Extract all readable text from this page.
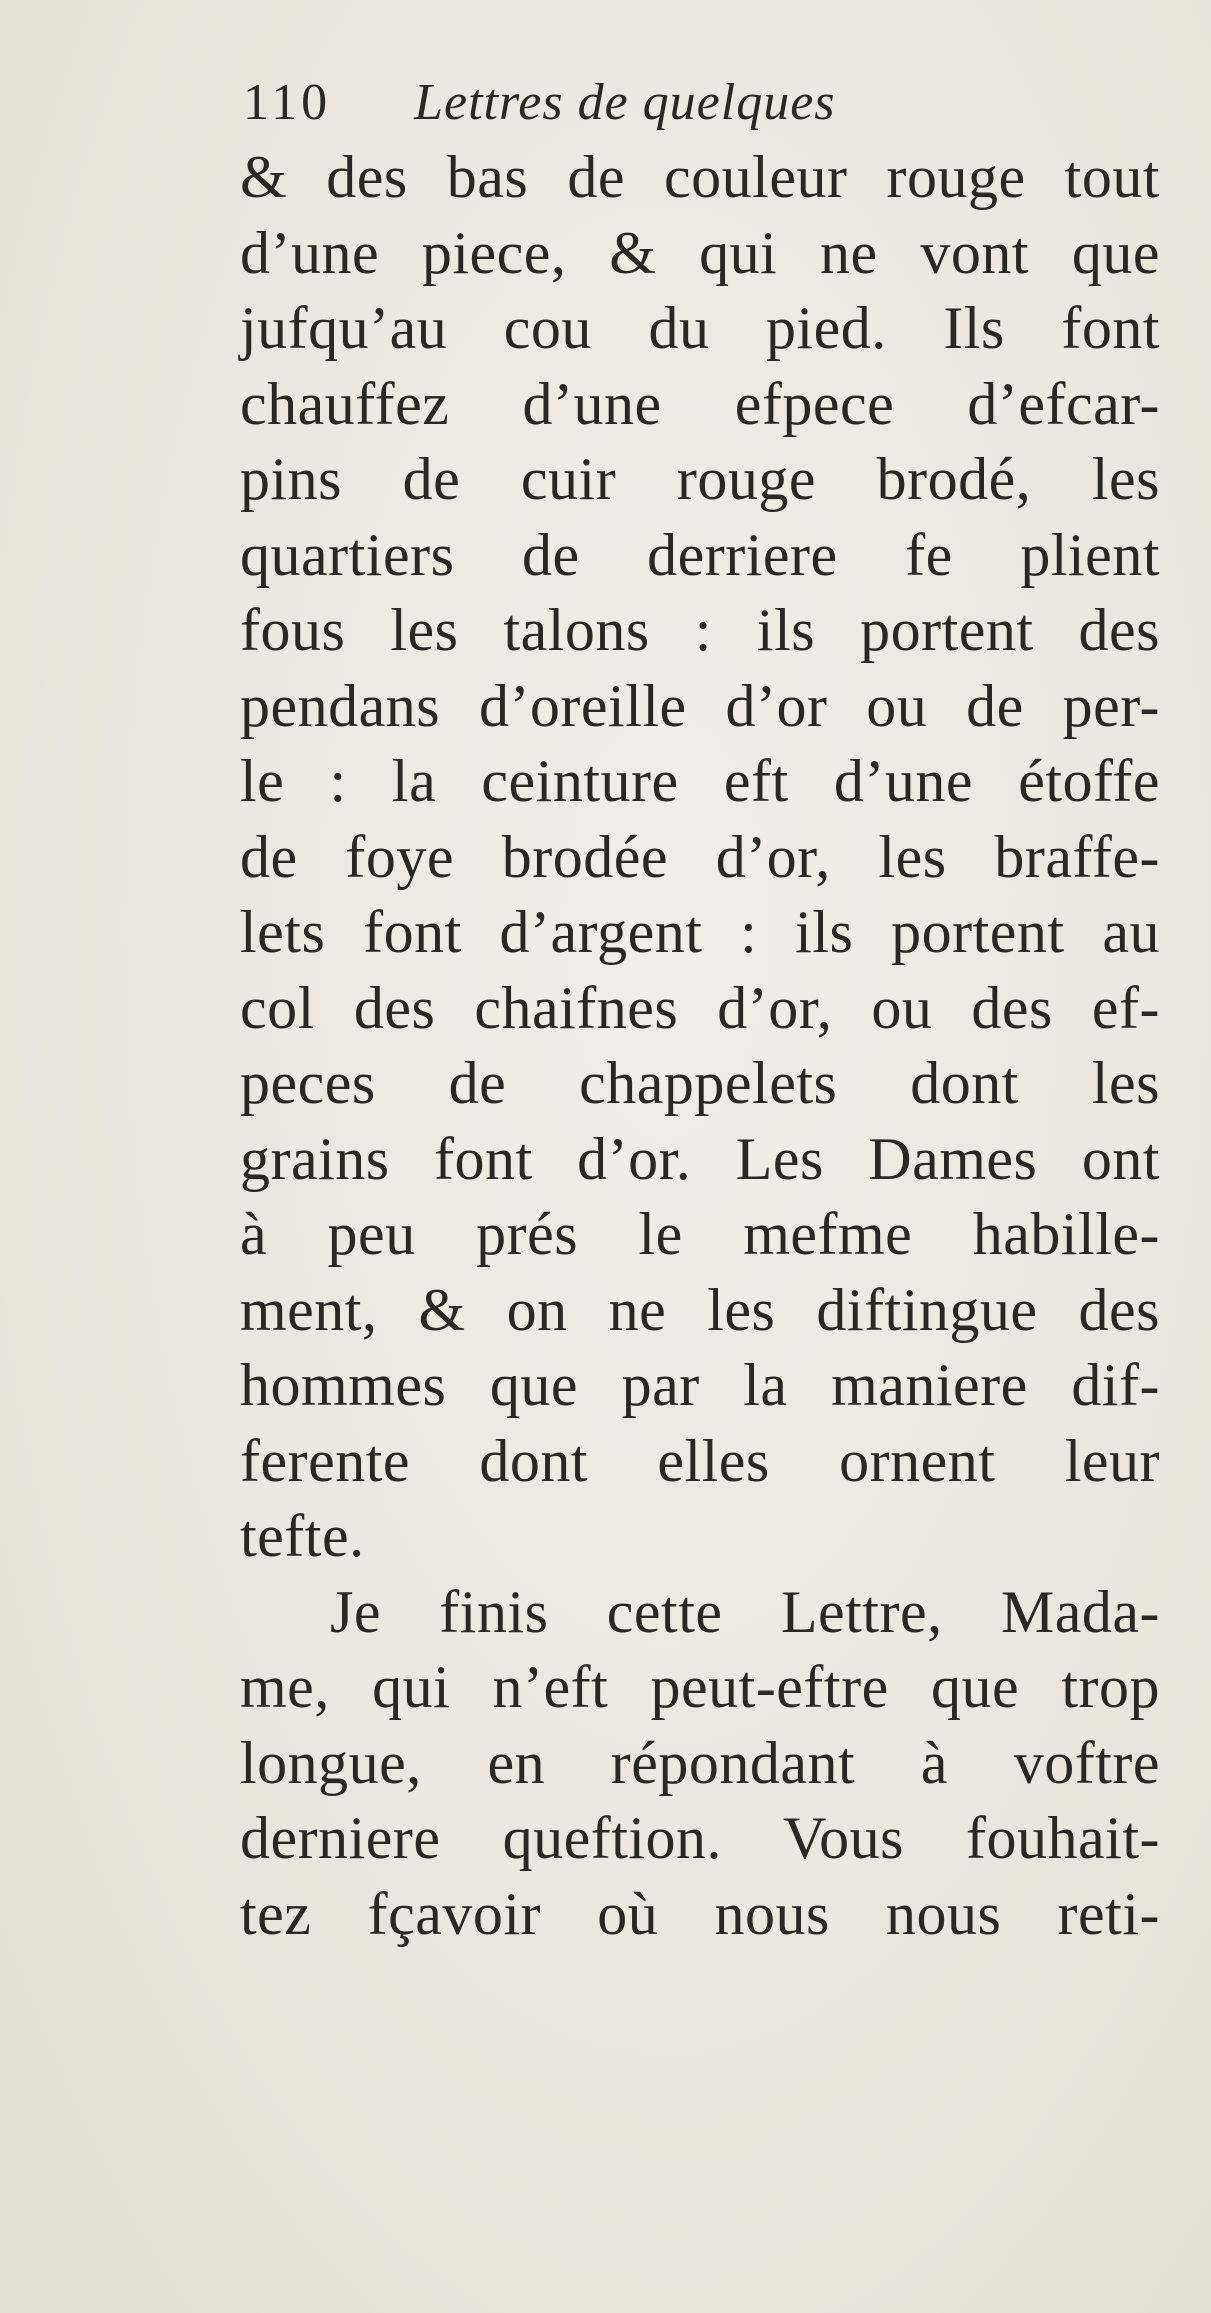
110 Lettres de quelques
& des bas de couleur rouge tout
d’une piece, & qui ne vont que
jufqu’au cou du pied. Ils font
chauffez d’une efpece d’efcar-
pins de cuir rouge brodé, les
quartiers de derriere fe plient
fous les talons : ils portent des
pendans d’oreille d’or ou de per-
le : la ceinture eft d’une étoffe
de foye brodée d’or, les braffe-
lets font d’argent : ils portent au
col des chaifnes d’or, ou des ef-
peces de chappelets dont les
grains font d’or. Les Dames ont
à peu prés le mefme habille-
ment, & on ne les diftingue des
hommes que par la maniere dif-
ferente dont elles ornent leur
tefte.
Je finis cette Lettre, Mada-
me, qui n’eft peut-eftre que trop
longue, en répondant à voftre
derniere queftion. Vous fouhait-
tez fçavoir où nous nous reti-
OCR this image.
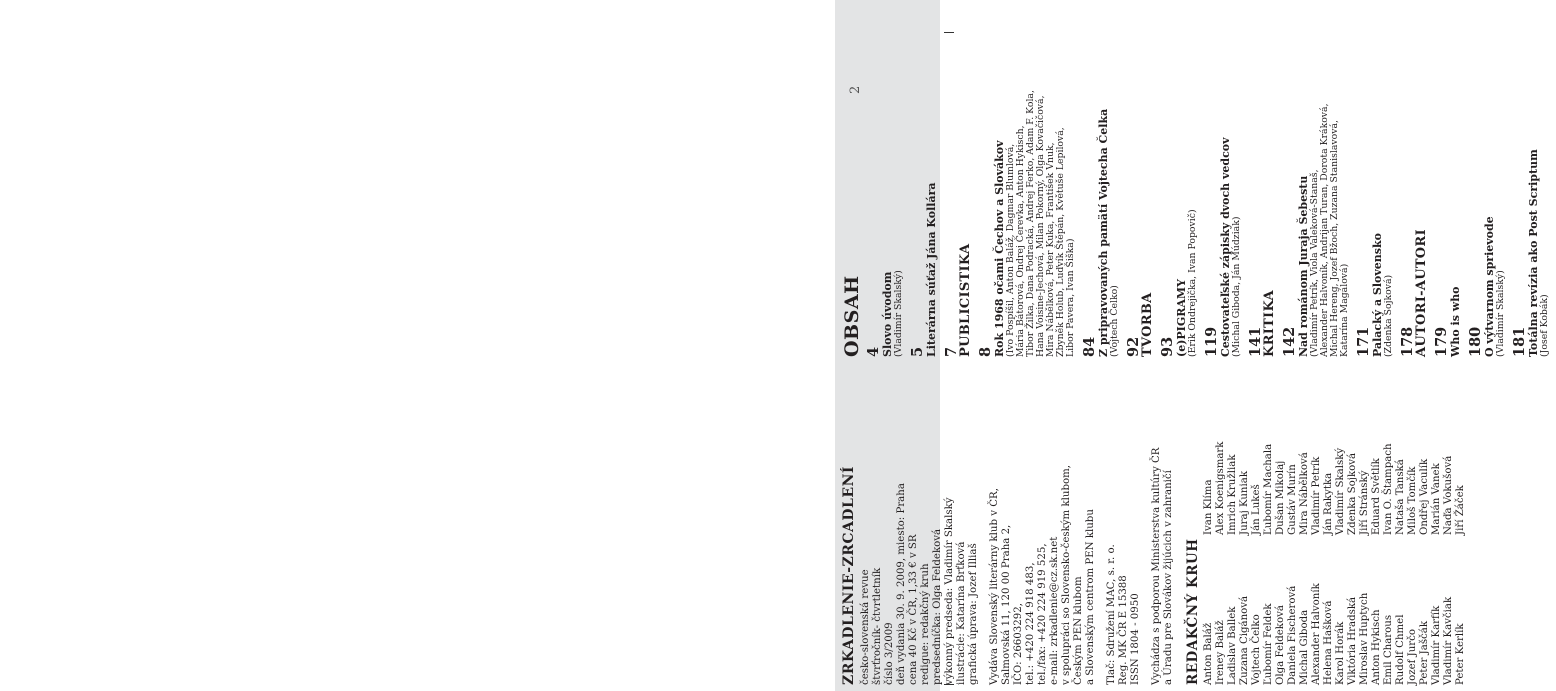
2
OBSAH 4 Slovo úvodom (Vladimír Skalský) 5 Literárna súťaž Jána Kollára 7
PUBLICISTIKA 8 Rok 1968 očami Čechov a Slovákov (Ivo Pospíšil, Anton Baláž, Dagmar Blumlová, Mária Bátorová, Ondrej Čerevka, Anton Hykisch, Tibor Žilka, Dana Podracká, Andrej Ferko, Adam F. Kola, Hana Voisine-Jechová, Milan Pokorný, Olga Kovačičová, Mira Nábělková, Peter Kuka, František Vnuk, Zbyněk Holub, Luďvík Štěpán, Květuše Lepilová, Libor Pavera, Ivan Šiška) 84 Z pripravovaných pamätí Vojtecha Čelka (Vojtech Čelko) 92
TVORBA 93 (e)PIGRAMY (Erik Ondrejička, Ivan Popovič) 119 Cestovateľské zápisky dvoch vedcov (Michal Giboda, Ján Múdziak) 141
KRITIKA 142 Nad románom Juraja Šebestu (Vladimír Petrík, Viola Valeková-Stanaš, Alexander Halvoník, Andrijan Turan, Dorota Kráková, Michal Hereng, Jozef Bžoch, Zuzana Stanislavová, Katarína Magálová) 171 Palacký a Slovensko (Zdenka Sojková) 178
AUTORI-AUTORI 179 Who is who 180 O výtvarnom sprievode (Vladimír Skalský) 181 Totálna revízia ako Post Scriptum (Josef Kobák)
ZRKADLENIE-ZRCADLENÍ česko-slovenská revue štvrťročník- čtvrtletník číslo 3/2009 deň vydania 30. 9. 2009, miesto: Praha cena 40 Kč v ČR, 1,33 € v SR redigue: redakčný kruh predsedníčka: Olga Feldeková výkonný predseda: Vladimír Skalský ilustrácie: Katarína Brťková grafická úprava: Jozef Illiaš Vydáva Slovenský literárny klub v ČR, Salmovská 11, 120 00 Praha 2, IČO: 26603292, tel.: +420 224 918 483, tel./fax: +420 224 919 525, e-mail: zrkadlenie@cz.sk.net v spolupráci so Slovensko-českým klubom, Českým PEN klubom a Slovenským centrom PEN klubu Tlač: Sdružení MAC, s. r. o. Reg. MK ČR E 15388 ISSN 1804 - 0950 Vychádza s podporou Ministerstva kultúry ČR a Úradu pre Slovákov žijúcich v zahraničí REDAKČNÝ KRUH Anton Baláž
Ivan Klíma
Ireney Baláž
Alex Koenigsmark
Ladislav Ballek
Imrich Kružliak
Zuzana Cigánová
Juraj Kuniak
Vojtech Čelko
Ján Lukeš
Ľubomír Feldek
Ľubomír Machala
Olga Feldeková
Dušan Mikolaj
Daniela Fischerová
Gustáv Murín
Michal Giboda
Mira Nábělková
Alexander Halvoník
Vladimír Petrík
Helena Hašková
Ján Rakytka
Karol Horák
Vladimír Skalský
Viktória Hradská
Zdenka Sojková
Miroslav Huptych
Jiří Stránský
Anton Hykisch
Eduard Světlík
Emil Charous
Ivan O. Štampach
Rudolf Chmel
Nataša Tanská
Jozef Jurčo
Miloš Tomčík
Peter Jaščák
Ondřej Vaculík
Vladimír Karfík
Marián Vanek
Vladimír Kavčiak
Naďa Vokušová
Peter Kerlík
Jiří Žáček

··········

§ **Your goal**: Identify every line holding the word "dont" and copy it out.

§ **Output for this task**:
peces de chappelets dont les
ferente dont elles ornent leur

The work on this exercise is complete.